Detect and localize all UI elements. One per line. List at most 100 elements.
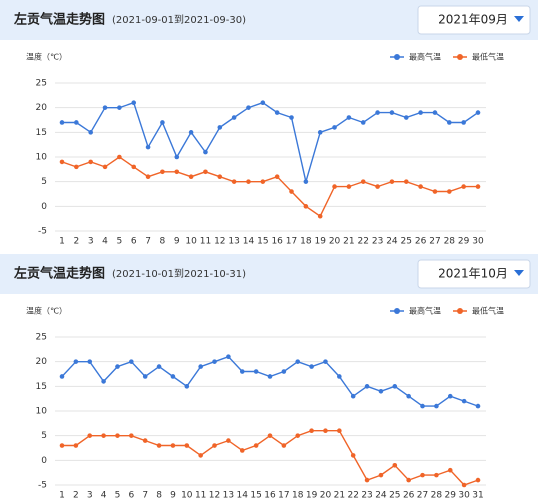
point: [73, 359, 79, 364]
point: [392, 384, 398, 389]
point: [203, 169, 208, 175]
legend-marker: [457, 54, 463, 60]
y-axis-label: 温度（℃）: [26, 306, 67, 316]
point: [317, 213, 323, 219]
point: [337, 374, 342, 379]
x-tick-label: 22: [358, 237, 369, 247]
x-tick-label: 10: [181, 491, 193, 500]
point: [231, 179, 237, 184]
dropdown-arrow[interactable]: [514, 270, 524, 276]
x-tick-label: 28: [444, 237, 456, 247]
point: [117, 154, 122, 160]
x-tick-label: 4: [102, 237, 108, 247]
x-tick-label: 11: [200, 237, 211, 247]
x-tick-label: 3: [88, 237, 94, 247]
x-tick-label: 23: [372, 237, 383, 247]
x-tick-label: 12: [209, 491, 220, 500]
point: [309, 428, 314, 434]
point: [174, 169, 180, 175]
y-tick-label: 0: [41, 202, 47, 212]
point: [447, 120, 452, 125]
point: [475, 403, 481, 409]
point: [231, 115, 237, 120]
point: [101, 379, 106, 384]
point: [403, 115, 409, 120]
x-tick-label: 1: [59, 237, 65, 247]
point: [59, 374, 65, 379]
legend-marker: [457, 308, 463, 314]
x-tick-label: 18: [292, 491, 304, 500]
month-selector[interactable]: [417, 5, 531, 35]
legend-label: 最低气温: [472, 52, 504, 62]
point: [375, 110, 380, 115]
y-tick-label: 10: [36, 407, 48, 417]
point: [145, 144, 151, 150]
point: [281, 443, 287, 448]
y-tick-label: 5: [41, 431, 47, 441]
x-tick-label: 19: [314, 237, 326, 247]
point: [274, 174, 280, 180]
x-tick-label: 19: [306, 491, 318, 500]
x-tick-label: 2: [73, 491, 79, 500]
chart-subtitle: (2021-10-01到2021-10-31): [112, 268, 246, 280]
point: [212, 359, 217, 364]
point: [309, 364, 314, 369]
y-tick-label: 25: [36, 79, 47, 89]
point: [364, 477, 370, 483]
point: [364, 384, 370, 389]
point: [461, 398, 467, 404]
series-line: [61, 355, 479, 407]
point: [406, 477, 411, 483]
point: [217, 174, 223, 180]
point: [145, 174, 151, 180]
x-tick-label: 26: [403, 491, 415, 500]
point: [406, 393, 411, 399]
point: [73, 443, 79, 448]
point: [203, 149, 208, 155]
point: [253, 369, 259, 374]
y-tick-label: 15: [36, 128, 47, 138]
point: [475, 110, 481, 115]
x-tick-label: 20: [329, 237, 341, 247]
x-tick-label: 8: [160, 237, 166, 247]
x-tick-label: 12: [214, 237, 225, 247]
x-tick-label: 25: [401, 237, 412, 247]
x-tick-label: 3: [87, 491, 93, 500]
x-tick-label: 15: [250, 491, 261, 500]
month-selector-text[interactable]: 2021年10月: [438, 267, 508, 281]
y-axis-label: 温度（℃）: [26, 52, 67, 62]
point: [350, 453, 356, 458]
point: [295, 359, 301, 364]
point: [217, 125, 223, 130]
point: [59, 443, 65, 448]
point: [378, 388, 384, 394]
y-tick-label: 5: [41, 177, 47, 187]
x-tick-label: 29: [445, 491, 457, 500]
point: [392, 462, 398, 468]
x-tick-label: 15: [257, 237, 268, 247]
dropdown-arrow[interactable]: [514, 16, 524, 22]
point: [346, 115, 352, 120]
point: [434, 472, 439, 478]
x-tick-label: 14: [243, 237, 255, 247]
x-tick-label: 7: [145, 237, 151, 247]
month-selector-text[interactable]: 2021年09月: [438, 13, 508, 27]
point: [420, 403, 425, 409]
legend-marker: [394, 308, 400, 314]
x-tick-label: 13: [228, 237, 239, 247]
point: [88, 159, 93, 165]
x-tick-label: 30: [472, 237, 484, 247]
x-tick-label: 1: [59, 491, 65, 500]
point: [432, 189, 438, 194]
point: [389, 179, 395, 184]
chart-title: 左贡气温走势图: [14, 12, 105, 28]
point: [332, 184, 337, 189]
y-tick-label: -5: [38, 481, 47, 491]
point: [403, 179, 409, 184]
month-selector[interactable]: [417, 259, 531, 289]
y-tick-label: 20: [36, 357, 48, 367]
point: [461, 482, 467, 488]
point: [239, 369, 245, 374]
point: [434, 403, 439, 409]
▬▬▬
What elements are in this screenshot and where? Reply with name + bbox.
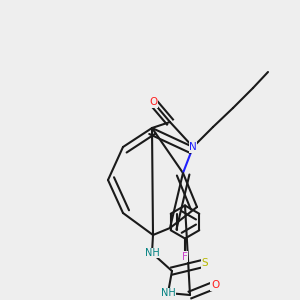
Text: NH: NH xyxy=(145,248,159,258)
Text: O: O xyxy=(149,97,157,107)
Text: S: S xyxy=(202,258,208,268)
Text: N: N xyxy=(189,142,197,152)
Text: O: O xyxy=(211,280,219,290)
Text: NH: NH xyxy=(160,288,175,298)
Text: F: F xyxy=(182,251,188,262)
▬▬▬
Do this
List every line of the listing that contains the string "marker", copying each line in full. Case counts.

Answer to this task
legend-marker: [457, 54, 463, 60]
legend-marker: [457, 308, 463, 314]
legend-marker: [394, 308, 400, 314]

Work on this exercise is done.